-- start Exercise materials --

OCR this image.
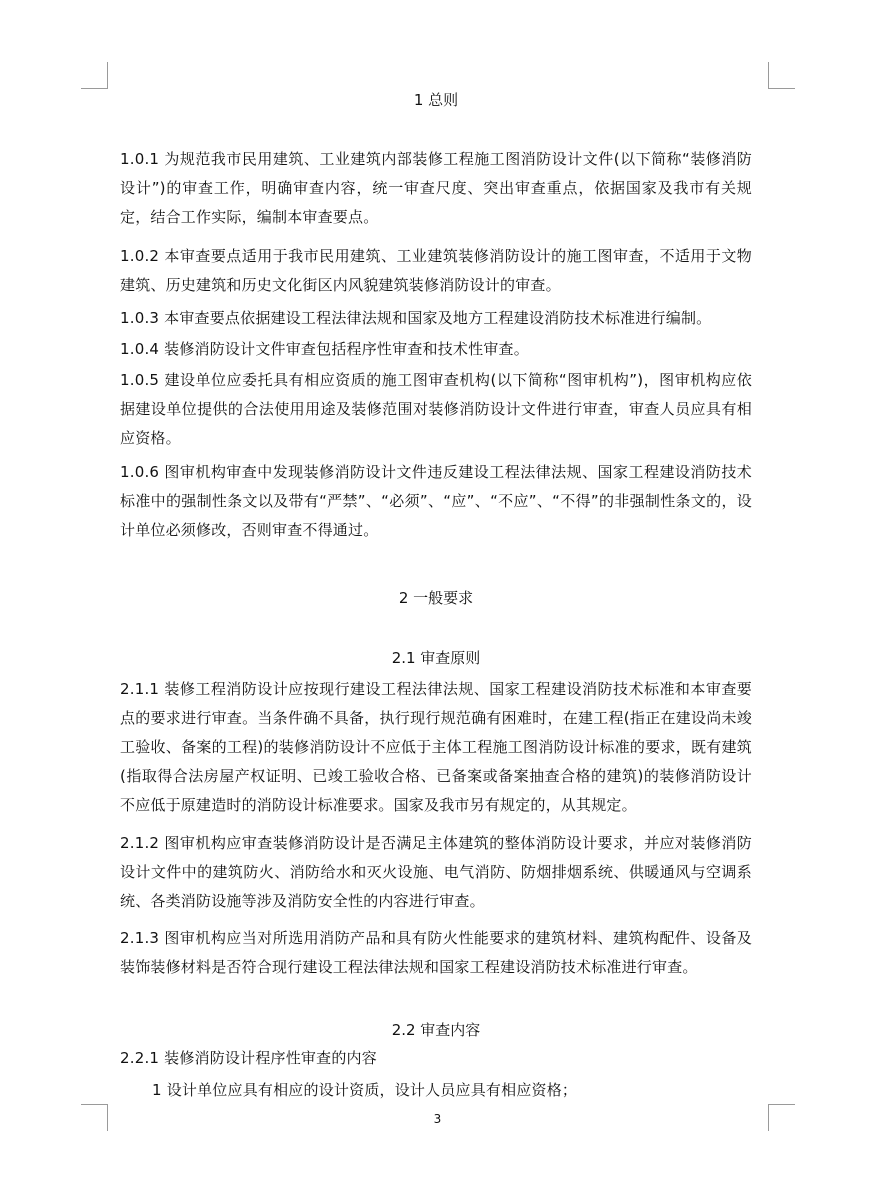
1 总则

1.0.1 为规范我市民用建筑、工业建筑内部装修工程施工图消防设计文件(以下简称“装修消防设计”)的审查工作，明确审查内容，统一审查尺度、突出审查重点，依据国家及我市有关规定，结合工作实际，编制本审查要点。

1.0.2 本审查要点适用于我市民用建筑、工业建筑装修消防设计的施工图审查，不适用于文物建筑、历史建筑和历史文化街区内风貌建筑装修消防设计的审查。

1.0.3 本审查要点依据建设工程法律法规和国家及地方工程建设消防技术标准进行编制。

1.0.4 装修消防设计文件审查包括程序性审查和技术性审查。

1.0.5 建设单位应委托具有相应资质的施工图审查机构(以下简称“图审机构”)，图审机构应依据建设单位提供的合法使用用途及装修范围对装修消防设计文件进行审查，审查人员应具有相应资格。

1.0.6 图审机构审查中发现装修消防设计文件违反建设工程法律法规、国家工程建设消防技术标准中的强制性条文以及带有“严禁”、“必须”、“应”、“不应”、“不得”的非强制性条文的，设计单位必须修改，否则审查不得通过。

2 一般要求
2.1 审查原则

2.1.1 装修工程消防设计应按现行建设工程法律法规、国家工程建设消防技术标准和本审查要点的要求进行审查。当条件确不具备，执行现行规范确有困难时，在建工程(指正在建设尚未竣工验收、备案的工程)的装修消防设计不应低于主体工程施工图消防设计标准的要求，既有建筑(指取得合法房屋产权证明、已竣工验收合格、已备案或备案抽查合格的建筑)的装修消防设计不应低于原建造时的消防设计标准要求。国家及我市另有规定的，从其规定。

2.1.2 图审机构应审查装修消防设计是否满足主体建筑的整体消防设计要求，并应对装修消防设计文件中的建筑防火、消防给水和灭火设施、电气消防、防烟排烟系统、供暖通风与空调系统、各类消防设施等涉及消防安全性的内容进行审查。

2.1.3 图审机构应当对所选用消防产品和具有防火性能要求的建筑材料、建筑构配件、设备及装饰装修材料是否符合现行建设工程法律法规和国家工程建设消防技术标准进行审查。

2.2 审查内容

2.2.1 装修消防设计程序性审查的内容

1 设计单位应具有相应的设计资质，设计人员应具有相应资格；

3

-- end Exercise materials --
-- start Exercise materials --

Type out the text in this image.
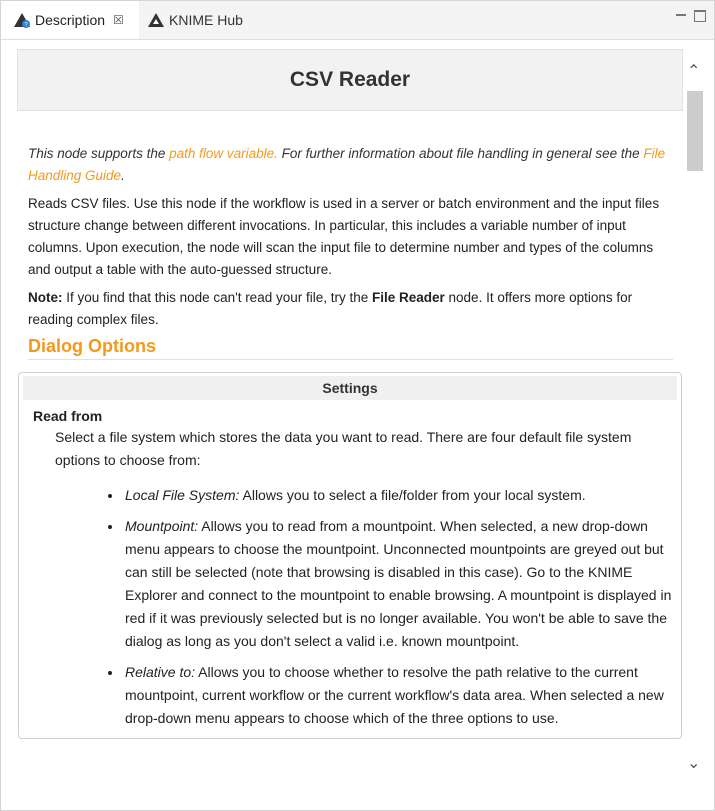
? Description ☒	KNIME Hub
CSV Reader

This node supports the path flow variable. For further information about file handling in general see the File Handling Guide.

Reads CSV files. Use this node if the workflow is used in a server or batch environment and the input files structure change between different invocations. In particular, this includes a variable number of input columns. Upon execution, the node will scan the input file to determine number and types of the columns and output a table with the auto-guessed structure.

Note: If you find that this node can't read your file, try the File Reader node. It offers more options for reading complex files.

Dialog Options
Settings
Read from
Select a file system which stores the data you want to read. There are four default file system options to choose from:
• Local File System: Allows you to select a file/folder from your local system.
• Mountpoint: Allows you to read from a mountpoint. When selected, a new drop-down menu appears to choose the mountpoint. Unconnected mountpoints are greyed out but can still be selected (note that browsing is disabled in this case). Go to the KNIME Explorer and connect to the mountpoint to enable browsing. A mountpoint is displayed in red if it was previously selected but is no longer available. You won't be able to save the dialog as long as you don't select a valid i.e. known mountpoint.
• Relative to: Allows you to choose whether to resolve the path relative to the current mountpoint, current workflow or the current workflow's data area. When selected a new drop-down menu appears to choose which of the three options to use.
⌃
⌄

-- end Exercise materials --
-- start Exercise materials --

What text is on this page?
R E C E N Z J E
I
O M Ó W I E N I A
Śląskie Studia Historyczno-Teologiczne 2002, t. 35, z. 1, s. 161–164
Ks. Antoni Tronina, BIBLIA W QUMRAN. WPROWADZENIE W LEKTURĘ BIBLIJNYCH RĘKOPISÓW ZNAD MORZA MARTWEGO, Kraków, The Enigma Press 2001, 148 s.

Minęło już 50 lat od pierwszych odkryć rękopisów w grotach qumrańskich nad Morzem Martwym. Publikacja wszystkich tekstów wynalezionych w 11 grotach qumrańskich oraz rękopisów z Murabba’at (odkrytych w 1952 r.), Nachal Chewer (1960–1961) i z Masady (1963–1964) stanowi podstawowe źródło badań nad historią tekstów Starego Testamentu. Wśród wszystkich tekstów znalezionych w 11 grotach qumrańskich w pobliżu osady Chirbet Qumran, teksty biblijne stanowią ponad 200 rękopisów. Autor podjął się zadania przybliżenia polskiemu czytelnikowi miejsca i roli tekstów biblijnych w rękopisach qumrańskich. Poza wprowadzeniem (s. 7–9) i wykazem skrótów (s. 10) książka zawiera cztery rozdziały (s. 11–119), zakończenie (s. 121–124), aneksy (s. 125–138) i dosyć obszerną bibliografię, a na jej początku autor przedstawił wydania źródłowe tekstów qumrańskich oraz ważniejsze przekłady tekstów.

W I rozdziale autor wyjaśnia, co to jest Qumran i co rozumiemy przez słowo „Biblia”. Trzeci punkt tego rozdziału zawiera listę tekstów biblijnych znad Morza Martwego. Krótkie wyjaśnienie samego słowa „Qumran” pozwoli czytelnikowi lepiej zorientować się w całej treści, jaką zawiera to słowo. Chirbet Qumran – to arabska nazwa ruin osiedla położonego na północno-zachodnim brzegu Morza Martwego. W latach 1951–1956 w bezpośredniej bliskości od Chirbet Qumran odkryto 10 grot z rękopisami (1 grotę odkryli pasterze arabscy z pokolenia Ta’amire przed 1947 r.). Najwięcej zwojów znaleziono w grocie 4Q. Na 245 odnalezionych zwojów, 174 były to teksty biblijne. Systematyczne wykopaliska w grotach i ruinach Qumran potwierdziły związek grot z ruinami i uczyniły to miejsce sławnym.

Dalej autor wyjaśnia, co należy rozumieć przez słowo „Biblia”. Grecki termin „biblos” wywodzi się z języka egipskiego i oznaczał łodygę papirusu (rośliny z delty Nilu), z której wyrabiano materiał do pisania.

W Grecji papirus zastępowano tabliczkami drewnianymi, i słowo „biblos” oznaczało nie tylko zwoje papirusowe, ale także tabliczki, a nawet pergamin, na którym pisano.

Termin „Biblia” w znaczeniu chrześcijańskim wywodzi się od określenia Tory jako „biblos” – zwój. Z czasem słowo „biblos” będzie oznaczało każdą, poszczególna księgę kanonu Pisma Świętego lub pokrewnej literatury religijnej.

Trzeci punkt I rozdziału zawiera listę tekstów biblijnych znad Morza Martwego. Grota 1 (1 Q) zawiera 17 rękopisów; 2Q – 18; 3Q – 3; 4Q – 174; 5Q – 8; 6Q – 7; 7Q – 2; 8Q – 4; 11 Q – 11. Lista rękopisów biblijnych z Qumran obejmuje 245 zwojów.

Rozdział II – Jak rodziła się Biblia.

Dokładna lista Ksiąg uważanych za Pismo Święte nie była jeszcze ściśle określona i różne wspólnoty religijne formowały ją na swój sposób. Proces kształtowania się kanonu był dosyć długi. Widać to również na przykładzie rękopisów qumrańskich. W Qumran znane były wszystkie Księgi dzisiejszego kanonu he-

-- end Exercise materials --

Do this: Above are the entries; count how many of their lines contain the word "KNIME" and give only that number.

Solved problem: 2